- _Data in this exercise_

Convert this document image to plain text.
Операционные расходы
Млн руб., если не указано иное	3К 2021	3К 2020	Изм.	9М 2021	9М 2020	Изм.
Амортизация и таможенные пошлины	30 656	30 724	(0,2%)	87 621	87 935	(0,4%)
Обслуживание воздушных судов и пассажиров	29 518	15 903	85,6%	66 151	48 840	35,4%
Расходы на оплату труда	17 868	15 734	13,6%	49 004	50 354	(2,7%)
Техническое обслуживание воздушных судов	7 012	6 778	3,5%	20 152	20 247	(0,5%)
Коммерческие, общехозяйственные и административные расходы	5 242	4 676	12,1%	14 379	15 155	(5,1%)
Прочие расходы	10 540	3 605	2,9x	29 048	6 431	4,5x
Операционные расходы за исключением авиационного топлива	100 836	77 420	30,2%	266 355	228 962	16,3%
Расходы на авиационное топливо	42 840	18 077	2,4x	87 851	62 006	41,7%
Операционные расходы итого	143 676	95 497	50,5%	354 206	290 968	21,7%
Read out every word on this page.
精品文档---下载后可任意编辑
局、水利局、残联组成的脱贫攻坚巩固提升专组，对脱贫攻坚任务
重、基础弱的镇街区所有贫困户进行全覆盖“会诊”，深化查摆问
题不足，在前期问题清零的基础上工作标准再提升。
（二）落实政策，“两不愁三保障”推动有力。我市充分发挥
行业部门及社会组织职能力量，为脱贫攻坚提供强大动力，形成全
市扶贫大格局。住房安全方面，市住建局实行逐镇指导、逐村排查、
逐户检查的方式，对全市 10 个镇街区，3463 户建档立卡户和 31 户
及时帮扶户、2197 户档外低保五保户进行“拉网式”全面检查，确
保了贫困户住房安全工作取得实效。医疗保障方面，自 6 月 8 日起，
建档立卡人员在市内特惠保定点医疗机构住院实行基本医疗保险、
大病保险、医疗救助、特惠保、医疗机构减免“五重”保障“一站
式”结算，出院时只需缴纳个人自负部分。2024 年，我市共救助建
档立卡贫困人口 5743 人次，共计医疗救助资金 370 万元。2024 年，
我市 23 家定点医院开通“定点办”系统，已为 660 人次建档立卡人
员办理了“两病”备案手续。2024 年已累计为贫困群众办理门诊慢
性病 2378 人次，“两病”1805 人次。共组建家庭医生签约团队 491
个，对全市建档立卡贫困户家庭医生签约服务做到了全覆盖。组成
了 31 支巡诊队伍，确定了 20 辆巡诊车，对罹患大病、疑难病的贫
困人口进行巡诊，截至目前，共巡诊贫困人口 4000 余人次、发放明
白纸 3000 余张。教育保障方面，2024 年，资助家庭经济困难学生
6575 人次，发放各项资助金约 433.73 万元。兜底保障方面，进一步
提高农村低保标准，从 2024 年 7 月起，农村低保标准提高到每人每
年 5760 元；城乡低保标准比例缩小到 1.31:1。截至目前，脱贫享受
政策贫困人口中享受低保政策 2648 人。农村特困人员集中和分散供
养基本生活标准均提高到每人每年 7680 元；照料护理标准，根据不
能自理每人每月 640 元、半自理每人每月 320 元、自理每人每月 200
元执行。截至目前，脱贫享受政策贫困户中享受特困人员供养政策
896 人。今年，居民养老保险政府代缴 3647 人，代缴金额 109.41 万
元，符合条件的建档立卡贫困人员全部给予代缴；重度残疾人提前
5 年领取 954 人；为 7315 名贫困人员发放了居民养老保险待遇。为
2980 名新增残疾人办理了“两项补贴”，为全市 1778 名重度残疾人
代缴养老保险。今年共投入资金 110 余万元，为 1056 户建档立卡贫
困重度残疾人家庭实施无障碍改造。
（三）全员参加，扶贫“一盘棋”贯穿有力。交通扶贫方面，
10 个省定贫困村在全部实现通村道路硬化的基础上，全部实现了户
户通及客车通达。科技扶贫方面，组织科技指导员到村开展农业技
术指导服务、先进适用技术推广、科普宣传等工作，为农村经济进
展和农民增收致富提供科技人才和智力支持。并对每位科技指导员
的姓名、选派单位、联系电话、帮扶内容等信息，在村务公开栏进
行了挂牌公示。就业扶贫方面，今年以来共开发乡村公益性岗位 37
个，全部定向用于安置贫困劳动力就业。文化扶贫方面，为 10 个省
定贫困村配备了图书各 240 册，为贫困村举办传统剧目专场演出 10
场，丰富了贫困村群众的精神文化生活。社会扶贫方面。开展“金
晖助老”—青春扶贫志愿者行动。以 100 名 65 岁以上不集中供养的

- _Your objective_
From the material, report only how many lines include the word "воздушных".

- _Response to the exercise_
2